▸ **Stated goal**
Give back the full material, exactly as it reads.

#### Data in this exercise

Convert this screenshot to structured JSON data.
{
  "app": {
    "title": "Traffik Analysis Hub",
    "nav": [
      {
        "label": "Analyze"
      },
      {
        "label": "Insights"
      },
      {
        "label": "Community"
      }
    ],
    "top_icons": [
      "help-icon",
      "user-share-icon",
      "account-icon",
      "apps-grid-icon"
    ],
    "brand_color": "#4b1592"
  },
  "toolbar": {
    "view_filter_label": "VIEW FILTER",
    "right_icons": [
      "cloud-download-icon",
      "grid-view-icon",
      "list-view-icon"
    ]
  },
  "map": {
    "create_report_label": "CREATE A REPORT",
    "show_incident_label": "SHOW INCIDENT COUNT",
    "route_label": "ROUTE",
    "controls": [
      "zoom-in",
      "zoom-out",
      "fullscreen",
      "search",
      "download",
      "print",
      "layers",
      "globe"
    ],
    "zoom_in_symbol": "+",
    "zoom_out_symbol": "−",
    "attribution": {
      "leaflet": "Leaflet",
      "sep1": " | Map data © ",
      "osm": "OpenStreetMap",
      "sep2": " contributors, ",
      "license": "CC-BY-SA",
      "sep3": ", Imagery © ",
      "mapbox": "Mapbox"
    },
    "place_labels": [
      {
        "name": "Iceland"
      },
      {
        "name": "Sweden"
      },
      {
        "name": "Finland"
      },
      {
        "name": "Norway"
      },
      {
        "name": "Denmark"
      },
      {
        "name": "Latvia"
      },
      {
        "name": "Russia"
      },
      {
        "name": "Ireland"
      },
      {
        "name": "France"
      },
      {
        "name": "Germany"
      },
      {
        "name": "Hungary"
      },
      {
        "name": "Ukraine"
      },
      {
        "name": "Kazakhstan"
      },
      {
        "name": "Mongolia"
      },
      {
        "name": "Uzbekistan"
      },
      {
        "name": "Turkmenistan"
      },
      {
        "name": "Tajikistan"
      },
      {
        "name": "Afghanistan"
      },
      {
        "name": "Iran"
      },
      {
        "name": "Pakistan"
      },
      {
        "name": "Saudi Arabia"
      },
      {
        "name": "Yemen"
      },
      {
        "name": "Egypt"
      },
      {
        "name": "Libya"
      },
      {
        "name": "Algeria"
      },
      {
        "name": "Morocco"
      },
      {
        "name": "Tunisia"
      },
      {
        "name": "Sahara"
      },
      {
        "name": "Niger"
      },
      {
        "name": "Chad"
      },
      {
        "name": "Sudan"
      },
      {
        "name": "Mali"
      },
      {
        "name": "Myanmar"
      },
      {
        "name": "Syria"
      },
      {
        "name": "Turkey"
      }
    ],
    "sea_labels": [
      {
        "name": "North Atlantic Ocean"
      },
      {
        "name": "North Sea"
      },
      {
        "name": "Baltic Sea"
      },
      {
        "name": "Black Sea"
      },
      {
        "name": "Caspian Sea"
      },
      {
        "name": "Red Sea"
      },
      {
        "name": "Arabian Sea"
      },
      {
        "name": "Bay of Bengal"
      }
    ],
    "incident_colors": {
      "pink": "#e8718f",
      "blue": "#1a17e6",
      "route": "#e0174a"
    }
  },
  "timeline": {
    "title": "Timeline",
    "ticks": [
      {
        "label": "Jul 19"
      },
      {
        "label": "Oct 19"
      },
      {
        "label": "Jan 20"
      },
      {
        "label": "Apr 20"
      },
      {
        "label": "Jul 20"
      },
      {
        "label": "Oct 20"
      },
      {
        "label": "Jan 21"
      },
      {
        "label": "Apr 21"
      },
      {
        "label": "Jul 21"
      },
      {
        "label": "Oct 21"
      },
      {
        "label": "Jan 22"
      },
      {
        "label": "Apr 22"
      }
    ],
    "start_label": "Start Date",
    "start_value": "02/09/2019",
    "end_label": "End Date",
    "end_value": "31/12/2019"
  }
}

########

▸ **Completed exercise**
Convert this screenshot to structured JSON data.
{
  "app": {
    "title": "Traffik Analysis Hub",
    "nav": [
      {
        "label": "Analyze"
      },
      {
        "label": "Insights"
      },
      {
        "label": "Community"
      }
    ],
    "top_icons": [
      "help-icon",
      "user-share-icon",
      "account-icon",
      "apps-grid-icon"
    ],
    "brand_color": "#4b1592"
  },
  "toolbar": {
    "view_filter_label": "VIEW FILTER",
    "right_icons": [
      "cloud-download-icon",
      "grid-view-icon",
      "list-view-icon"
    ]
  },
  "map": {
    "create_report_label": "CREATE A REPORT",
    "show_incident_label": "SHOW INCIDENT COUNT",
    "route_label": "ROUTE",
    "controls": [
      "zoom-in",
      "zoom-out",
      "fullscreen",
      "search",
      "download",
      "print",
      "layers",
      "globe"
    ],
    "zoom_in_symbol": "+",
    "zoom_out_symbol": "−",
    "attribution": {
      "leaflet": "Leaflet",
      "sep1": " | Map data © ",
      "osm": "OpenStreetMap",
      "sep2": " contributors, ",
      "license": "CC-BY-SA",
      "sep3": ", Imagery © ",
      "mapbox": "Mapbox"
    },
    "place_labels": [
      {
        "name": "Iceland"
      },
      {
        "name": "Sweden"
      },
      {
        "name": "Finland"
      },
      {
        "name": "Norway"
      },
      {
        "name": "Denmark"
      },
      {
        "name": "Latvia"
      },
      {
        "name": "Russia"
      },
      {
        "name": "Ireland"
      },
      {
        "name": "France"
      },
      {
        "name": "Germany"
      },
      {
        "name": "Hungary"
      },
      {
        "name": "Ukraine"
      },
      {
        "name": "Kazakhstan"
      },
      {
        "name": "Mongolia"
      },
      {
        "name": "Uzbekistan"
      },
      {
        "name": "Turkmenistan"
      },
      {
        "name": "Tajikistan"
      },
      {
        "name": "Afghanistan"
      },
      {
        "name": "Iran"
      },
      {
        "name": "Pakistan"
      },
      {
        "name": "Saudi Arabia"
      },
      {
        "name": "Yemen"
      },
      {
        "name": "Egypt"
      },
      {
        "name": "Libya"
      },
      {
        "name": "Algeria"
      },
      {
        "name": "Morocco"
      },
      {
        "name": "Tunisia"
      },
      {
        "name": "Sahara"
      },
      {
        "name": "Niger"
      },
      {
        "name": "Chad"
      },
      {
        "name": "Sudan"
      },
      {
        "name": "Mali"
      },
      {
        "name": "Myanmar"
      },
      {
        "name": "Syria"
      },
      {
        "name": "Turkey"
      }
    ],
    "sea_labels": [
      {
        "name": "North Atlantic Ocean"
      },
      {
        "name": "North Sea"
      },
      {
        "name": "Baltic Sea"
      },
      {
        "name": "Black Sea"
      },
      {
        "name": "Caspian Sea"
      },
      {
        "name": "Red Sea"
      },
      {
        "name": "Arabian Sea"
      },
      {
        "name": "Bay of Bengal"
      }
    ],
    "incident_colors": {
      "pink": "#e8718f",
      "blue": "#1a17e6",
      "route": "#e0174a"
    }
  },
  "timeline": {
    "title": "Timeline",
    "ticks": [
      {
        "label": "Jul 19"
      },
      {
        "label": "Oct 19"
      },
      {
        "label": "Jan 20"
      },
      {
        "label": "Apr 20"
      },
      {
        "label": "Jul 20"
      },
      {
        "label": "Oct 20"
      },
      {
        "label": "Jan 21"
      },
      {
        "label": "Apr 21"
      },
      {
        "label": "Jul 21"
      },
      {
        "label": "Oct 21"
      },
      {
        "label": "Jan 22"
      },
      {
        "label": "Apr 22"
      }
    ],
    "start_label": "Start Date",
    "start_value": "02/09/2019",
    "end_label": "End Date",
    "end_value": "31/12/2019"
  }
}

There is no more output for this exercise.